Goal: Below are records; count the lines that contain "вашем" and give only the total.

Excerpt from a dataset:
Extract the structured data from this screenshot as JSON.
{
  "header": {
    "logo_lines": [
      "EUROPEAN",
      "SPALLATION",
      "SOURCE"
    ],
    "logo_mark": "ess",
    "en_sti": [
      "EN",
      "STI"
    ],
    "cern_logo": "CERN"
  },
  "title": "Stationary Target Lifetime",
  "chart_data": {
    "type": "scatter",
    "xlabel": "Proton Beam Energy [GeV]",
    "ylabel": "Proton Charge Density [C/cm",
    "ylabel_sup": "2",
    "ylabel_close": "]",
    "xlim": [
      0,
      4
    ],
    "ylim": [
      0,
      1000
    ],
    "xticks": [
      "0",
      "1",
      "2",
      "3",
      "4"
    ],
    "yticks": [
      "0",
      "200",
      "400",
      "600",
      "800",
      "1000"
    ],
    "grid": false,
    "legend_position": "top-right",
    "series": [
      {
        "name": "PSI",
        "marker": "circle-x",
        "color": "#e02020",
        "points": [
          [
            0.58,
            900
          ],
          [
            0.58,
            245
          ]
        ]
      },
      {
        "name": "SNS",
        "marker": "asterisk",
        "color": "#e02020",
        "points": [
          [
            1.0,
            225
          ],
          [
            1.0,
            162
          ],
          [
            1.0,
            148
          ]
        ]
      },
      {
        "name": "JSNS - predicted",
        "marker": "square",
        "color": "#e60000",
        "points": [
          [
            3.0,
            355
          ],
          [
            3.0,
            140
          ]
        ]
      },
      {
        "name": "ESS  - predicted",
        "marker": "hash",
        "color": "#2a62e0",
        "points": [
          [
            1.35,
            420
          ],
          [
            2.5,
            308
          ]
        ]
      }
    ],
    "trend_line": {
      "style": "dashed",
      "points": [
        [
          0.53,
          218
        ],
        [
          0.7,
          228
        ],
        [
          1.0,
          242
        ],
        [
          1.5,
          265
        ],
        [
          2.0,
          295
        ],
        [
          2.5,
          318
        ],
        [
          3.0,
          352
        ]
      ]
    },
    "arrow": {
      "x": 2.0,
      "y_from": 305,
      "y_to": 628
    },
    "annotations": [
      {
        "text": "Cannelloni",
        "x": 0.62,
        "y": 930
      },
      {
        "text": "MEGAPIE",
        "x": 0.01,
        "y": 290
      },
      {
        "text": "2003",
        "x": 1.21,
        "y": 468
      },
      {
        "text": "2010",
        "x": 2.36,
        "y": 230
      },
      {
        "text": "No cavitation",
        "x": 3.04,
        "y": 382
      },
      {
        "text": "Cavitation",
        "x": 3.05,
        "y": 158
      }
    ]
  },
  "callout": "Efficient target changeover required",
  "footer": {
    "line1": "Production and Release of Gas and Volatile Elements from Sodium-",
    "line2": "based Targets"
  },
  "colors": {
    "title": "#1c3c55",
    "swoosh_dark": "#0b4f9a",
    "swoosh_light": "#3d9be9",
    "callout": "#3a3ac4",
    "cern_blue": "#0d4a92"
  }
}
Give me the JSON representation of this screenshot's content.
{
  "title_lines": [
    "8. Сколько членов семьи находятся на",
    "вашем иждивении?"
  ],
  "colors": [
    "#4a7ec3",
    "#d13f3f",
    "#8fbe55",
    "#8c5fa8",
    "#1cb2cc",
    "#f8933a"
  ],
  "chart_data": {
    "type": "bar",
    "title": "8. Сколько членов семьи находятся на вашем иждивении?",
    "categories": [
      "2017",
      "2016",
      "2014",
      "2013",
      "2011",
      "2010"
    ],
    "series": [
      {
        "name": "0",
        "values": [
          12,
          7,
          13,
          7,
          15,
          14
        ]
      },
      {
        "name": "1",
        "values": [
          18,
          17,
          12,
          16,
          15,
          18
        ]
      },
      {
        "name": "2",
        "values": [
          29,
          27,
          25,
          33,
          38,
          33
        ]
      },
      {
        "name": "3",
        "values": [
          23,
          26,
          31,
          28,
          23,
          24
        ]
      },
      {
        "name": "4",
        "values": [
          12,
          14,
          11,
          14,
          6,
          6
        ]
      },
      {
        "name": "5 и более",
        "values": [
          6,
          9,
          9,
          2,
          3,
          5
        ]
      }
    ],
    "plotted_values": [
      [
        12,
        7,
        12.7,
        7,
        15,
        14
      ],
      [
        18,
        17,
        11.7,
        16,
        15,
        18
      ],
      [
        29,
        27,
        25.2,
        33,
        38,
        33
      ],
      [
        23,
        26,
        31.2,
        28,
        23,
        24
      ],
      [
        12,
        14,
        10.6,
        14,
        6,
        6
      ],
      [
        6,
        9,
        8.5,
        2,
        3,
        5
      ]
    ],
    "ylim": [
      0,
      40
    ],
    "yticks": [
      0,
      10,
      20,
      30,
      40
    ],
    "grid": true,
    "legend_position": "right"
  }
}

Result of this exercise: 2